TASK INPUT:

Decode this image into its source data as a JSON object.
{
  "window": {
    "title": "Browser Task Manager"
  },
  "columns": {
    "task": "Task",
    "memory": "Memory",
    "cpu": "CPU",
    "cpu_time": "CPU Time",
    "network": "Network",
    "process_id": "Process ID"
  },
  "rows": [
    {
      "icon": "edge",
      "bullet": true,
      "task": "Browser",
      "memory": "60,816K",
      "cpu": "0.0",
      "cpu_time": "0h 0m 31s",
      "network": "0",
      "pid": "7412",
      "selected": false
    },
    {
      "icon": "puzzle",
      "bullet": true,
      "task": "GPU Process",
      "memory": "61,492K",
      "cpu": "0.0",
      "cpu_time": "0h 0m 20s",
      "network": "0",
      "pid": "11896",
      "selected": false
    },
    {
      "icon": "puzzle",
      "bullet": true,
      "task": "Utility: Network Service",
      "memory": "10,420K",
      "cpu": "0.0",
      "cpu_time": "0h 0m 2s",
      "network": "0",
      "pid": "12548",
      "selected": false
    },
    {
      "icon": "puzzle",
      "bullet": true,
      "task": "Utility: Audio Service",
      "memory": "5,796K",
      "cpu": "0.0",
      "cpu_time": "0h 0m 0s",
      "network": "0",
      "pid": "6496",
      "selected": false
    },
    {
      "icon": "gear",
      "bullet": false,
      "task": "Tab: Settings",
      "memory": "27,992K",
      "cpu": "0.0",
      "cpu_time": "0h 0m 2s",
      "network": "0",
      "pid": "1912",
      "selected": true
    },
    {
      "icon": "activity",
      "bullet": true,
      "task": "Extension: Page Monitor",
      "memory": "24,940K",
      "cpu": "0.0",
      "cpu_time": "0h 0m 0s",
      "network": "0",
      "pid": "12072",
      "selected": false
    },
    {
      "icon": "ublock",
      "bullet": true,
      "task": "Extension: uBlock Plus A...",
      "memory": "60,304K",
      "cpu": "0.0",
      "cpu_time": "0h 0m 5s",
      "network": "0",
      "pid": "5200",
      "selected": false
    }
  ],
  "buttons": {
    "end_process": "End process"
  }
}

EXERCISE TASK:
All of the material above needs to be retyped word for word.

FINAL RESULT:
Decode this image into its source data as a JSON object.
{
  "window": {
    "title": "Browser Task Manager"
  },
  "columns": {
    "task": "Task",
    "memory": "Memory",
    "cpu": "CPU",
    "cpu_time": "CPU Time",
    "network": "Network",
    "process_id": "Process ID"
  },
  "rows": [
    {
      "icon": "edge",
      "bullet": true,
      "task": "Browser",
      "memory": "60,816K",
      "cpu": "0.0",
      "cpu_time": "0h 0m 31s",
      "network": "0",
      "pid": "7412",
      "selected": false
    },
    {
      "icon": "puzzle",
      "bullet": true,
      "task": "GPU Process",
      "memory": "61,492K",
      "cpu": "0.0",
      "cpu_time": "0h 0m 20s",
      "network": "0",
      "pid": "11896",
      "selected": false
    },
    {
      "icon": "puzzle",
      "bullet": true,
      "task": "Utility: Network Service",
      "memory": "10,420K",
      "cpu": "0.0",
      "cpu_time": "0h 0m 2s",
      "network": "0",
      "pid": "12548",
      "selected": false
    },
    {
      "icon": "puzzle",
      "bullet": true,
      "task": "Utility: Audio Service",
      "memory": "5,796K",
      "cpu": "0.0",
      "cpu_time": "0h 0m 0s",
      "network": "0",
      "pid": "6496",
      "selected": false
    },
    {
      "icon": "gear",
      "bullet": false,
      "task": "Tab: Settings",
      "memory": "27,992K",
      "cpu": "0.0",
      "cpu_time": "0h 0m 2s",
      "network": "0",
      "pid": "1912",
      "selected": true
    },
    {
      "icon": "activity",
      "bullet": true,
      "task": "Extension: Page Monitor",
      "memory": "24,940K",
      "cpu": "0.0",
      "cpu_time": "0h 0m 0s",
      "network": "0",
      "pid": "12072",
      "selected": false
    },
    {
      "icon": "ublock",
      "bullet": true,
      "task": "Extension: uBlock Plus A...",
      "memory": "60,304K",
      "cpu": "0.0",
      "cpu_time": "0h 0m 5s",
      "network": "0",
      "pid": "5200",
      "selected": false
    }
  ],
  "buttons": {
    "end_process": "End process"
  }
}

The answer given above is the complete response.